- Stated exercise 1
Repeat the stretch from "We need to be" through "of the budget." in the passage on water-sector corruption, word for word.

- Passage provided
Start
Corruption in the Water Management Sector Threatens Citizens' Lives


The People's Water Forum (PWF), which was supposed to take place in Bali on May 20th 2024, received threats and violence from state apparatus and non-state actors. PWF is a forum for civil society groups that criticize the World Water Forum organized by the government based on capital interests without fully involving citizens. Whereas in principle, access to water is part of human rights whose fulfillment must be guaranteed by the state.

State’s repressiveness has its own cause. The government is a party that has interest in gaining access to capital in order to build a number of water supply and water resources management infrastructure projects, both upstream and downstream. This is proven by the agreement on the funding of the Drinking Water Supply System (SPAM) between the government through the Director General of Cipta Karya of the Ministry of Public Works and Public Housing and K-Water, a South Korean-owned company with an investment value reaches the total of Rp2.4 trillion (US$149 million).

We need to be reminded that in 2018 the Corruption Eradication Commission (KPK) handled a bribery case for SPAM development at the Ministry of PUPR involving a former Member of the Supreme Audit Agency, Rizal Djalil. Besides Rizal, there were 8 (eight) suspects from government and private elements who were also named as suspects. The modus operandi revealed by the KPK is quite common: the bribe money is given by the private sector to SPAM officials so they can arrange project auctions and provide convenience in project supervision, including to ease the disbursement of the budget.
End
- Excerpted data
Start
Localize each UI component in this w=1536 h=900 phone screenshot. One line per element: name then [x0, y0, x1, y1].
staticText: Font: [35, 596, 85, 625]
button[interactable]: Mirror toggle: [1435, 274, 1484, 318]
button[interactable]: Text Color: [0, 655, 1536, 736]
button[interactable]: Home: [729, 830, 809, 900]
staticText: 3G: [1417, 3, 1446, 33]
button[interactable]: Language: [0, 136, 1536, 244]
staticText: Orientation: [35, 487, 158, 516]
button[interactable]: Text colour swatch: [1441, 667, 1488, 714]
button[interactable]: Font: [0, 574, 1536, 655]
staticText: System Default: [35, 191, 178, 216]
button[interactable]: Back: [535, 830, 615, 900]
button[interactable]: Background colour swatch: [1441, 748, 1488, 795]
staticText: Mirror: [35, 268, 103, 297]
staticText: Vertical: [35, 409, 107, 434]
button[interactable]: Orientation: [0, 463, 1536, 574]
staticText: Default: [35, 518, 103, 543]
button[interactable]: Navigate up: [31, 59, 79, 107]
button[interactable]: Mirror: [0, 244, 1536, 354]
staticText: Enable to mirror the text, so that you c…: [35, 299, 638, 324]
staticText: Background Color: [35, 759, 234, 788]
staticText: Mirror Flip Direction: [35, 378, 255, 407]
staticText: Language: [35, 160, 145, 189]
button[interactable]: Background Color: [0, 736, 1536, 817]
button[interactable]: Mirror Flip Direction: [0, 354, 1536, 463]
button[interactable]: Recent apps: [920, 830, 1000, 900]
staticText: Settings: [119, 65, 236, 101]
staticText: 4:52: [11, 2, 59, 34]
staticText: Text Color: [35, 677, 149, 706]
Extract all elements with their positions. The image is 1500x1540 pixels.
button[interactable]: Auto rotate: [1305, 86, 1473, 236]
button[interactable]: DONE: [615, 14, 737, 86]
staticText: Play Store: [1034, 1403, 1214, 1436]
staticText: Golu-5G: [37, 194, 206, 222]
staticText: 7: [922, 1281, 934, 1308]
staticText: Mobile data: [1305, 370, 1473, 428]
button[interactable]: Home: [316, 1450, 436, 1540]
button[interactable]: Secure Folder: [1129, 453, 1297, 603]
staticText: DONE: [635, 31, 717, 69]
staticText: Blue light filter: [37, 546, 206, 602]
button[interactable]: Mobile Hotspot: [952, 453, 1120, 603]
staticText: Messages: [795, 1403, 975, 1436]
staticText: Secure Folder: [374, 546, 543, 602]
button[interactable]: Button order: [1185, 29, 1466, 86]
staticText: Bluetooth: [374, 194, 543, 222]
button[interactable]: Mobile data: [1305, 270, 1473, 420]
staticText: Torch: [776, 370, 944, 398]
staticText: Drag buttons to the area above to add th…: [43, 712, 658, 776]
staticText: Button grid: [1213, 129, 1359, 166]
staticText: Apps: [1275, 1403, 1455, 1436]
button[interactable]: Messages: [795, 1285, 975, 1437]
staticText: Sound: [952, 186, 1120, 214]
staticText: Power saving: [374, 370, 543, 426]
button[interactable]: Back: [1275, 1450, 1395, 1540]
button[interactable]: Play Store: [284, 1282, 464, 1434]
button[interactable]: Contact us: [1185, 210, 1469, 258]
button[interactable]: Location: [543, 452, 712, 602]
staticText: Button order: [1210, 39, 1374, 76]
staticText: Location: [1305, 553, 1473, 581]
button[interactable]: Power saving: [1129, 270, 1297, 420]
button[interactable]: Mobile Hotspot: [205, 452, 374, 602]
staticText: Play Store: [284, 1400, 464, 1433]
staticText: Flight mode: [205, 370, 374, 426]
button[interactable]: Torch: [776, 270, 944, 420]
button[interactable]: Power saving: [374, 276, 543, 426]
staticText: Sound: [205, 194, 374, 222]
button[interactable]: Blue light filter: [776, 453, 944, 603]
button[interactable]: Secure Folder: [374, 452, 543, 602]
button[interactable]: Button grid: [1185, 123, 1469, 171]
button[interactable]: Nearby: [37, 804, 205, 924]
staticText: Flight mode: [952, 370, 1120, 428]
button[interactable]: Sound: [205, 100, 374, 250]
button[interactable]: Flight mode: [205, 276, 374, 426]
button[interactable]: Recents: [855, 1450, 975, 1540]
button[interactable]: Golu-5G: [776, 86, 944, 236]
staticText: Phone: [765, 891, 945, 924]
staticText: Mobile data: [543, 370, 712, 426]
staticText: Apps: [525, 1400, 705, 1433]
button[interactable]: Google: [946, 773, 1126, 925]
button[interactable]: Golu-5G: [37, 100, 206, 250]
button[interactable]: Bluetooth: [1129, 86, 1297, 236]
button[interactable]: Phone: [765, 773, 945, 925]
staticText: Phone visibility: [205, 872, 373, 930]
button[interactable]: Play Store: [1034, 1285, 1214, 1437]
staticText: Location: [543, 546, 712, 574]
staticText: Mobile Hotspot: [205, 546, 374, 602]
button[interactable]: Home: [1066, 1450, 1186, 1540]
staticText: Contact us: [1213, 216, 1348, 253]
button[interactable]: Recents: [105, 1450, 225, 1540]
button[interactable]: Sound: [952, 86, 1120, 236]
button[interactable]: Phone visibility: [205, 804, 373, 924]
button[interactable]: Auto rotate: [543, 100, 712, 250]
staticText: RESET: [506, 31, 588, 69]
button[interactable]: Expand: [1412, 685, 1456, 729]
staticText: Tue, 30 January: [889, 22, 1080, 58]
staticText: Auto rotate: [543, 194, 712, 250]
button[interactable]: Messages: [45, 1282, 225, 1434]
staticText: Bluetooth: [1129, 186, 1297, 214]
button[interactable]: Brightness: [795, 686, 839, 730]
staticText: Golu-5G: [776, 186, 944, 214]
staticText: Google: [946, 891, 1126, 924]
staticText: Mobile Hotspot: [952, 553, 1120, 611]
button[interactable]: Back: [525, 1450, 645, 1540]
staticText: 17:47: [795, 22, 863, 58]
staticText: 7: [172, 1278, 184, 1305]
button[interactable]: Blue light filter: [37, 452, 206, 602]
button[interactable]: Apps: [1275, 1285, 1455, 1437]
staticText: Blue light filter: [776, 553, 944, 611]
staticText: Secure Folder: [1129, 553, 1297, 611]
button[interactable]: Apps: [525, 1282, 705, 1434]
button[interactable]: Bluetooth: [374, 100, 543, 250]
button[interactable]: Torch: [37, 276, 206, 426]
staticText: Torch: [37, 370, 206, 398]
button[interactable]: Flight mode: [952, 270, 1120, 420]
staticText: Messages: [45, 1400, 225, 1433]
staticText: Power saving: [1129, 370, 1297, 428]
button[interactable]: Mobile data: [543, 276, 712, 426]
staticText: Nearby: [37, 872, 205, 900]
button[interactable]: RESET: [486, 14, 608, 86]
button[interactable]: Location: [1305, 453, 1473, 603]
End
- Stated exercise 2
Reproduce the records exactly, from their first line through the line containing "button[interactable]: Text colour", including both ends.

- Full response 1
We need to be reminded that in 2018 the Corruption Eradication Commission (KPK) handled a bribery case for SPAM development at the Ministry of PUPR involving a former Member of the Supreme Audit Agency, Rizal Djalil. Besides Rizal, there were 8 (eight) suspects from government and private elements who were also named as suspects. The modus operandi revealed by the KPK is quite common: the bribe money is given by the private sector to SPAM officials so they can arrange project auctions and provide convenience in project supervision, including to ease the disbursement of the budget.

- Full response 2
Localize each UI component in this w=1536 h=900 phone screenshot. One line per element: name then [x0, y0, x1, y1].
staticText: Font: [35, 596, 85, 625]
button[interactable]: Mirror toggle: [1435, 274, 1484, 318]
button[interactable]: Text Color: [0, 655, 1536, 736]
button[interactable]: Home: [729, 830, 809, 900]
staticText: 3G: [1417, 3, 1446, 33]
button[interactable]: Language: [0, 136, 1536, 244]
staticText: Orientation: [35, 487, 158, 516]
button[interactable]: Text colour swatch: [1441, 667, 1488, 714]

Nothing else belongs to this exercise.